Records

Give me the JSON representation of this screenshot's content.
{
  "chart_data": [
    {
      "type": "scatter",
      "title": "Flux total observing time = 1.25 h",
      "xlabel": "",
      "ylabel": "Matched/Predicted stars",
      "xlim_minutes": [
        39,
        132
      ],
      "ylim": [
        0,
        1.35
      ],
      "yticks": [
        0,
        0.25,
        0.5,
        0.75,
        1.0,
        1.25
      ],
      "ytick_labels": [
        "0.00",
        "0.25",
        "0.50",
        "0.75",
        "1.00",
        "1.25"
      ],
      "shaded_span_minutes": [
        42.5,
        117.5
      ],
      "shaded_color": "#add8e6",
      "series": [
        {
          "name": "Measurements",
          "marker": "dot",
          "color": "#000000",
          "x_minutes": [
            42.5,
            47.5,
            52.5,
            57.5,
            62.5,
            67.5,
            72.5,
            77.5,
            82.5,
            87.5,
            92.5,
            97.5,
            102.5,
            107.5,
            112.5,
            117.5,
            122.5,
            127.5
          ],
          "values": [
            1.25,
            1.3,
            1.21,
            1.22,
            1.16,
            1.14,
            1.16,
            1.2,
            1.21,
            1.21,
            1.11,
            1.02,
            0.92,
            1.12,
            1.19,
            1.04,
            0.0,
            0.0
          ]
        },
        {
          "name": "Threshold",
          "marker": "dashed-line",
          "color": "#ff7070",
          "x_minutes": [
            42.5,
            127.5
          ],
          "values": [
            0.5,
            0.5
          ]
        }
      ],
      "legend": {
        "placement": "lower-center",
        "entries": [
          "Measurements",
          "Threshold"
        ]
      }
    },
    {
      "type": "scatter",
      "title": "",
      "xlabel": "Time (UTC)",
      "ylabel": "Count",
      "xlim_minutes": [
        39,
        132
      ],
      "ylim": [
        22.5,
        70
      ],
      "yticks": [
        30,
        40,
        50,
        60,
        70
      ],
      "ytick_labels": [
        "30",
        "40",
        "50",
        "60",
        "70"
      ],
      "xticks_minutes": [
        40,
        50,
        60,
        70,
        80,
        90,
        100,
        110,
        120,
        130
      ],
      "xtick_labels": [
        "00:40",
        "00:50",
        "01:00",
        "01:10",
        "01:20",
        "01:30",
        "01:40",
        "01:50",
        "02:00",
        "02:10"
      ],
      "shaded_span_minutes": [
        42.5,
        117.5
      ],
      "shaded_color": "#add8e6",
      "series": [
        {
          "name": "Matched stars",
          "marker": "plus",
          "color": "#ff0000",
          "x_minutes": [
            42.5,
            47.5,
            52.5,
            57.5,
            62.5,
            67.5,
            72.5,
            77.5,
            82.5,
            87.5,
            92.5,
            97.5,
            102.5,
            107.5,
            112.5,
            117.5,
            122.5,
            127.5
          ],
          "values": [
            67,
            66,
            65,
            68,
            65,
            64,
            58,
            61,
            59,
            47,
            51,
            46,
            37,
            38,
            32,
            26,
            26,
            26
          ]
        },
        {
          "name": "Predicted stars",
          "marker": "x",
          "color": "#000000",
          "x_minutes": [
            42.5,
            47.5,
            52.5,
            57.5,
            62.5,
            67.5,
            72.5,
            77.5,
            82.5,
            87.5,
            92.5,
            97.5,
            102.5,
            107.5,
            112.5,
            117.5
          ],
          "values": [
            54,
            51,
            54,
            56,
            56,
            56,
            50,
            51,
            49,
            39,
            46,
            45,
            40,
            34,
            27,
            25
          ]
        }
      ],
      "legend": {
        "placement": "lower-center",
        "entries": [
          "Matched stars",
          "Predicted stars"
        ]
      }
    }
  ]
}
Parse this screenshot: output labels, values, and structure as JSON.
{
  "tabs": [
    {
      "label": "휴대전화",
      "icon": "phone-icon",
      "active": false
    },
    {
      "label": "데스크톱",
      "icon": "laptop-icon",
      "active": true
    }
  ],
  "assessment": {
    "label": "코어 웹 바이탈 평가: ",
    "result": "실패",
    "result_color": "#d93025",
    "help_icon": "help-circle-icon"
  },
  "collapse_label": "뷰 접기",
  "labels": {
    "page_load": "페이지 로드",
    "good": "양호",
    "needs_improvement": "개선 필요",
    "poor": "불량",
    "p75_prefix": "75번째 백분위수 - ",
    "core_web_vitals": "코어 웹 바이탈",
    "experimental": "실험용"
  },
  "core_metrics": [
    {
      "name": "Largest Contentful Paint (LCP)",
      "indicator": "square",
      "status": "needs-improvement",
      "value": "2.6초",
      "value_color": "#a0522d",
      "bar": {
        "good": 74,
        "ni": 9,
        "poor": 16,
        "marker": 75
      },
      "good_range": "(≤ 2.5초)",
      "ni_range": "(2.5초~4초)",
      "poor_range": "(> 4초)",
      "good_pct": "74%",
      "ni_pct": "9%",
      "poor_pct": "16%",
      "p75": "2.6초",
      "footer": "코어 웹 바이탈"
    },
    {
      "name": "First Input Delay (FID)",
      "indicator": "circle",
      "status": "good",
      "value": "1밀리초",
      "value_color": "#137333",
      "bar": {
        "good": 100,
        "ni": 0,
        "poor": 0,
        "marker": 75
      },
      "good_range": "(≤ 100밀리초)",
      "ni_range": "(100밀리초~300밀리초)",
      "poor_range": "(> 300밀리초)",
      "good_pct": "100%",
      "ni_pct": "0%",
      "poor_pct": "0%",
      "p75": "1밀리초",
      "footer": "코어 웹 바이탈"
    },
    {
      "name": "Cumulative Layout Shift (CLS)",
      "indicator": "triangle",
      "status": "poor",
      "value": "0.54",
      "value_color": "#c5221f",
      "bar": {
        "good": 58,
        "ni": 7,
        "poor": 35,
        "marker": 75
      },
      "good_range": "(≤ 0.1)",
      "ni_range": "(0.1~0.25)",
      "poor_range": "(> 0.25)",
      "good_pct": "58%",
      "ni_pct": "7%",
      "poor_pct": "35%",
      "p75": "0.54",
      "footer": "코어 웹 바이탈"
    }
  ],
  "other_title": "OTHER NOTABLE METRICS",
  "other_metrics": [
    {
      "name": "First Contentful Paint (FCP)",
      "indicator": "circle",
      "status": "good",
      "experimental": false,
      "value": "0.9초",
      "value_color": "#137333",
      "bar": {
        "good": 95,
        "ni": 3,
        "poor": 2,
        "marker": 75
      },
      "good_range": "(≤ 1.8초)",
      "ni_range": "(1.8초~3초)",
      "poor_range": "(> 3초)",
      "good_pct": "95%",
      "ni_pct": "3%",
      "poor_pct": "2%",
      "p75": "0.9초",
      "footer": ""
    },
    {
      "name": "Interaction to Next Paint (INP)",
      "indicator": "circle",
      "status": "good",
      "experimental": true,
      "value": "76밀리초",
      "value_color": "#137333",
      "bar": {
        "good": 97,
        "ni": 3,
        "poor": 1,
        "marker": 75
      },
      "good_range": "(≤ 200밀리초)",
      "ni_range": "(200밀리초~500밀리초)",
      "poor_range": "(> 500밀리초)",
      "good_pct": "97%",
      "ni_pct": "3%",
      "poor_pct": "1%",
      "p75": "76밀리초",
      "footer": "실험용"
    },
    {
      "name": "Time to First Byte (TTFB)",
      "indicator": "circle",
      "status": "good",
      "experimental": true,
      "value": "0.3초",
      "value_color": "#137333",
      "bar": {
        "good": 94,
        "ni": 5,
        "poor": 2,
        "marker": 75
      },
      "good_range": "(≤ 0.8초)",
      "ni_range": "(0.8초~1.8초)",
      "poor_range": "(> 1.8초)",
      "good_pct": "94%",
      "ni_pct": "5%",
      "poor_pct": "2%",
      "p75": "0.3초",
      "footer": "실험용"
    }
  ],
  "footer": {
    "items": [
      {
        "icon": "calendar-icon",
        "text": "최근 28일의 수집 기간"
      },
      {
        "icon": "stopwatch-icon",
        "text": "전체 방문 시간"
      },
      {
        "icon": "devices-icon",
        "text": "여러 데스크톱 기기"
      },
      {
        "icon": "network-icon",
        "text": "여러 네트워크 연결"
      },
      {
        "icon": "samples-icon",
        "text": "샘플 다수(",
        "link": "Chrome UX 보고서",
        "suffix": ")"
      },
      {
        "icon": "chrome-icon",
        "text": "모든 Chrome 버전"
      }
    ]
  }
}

→ Directive
Check each line of the records above for the string "name", and report every line that has it.

→ Answer to the exercise
          "name": "Measurements",
          "name": "Threshold",
          "name": "Matched stars",
          "name": "Predicted stars",
      "name": "Largest Contentful Paint (LCP)",
      "name": "First Input Delay (FID)",
      "name": "Cumulative Layout Shift (CLS)",
      "name": "First Contentful Paint (FCP)",
      "name": "Interaction to Next Paint (INP)",
      "name": "Time to First Byte (TTFB)",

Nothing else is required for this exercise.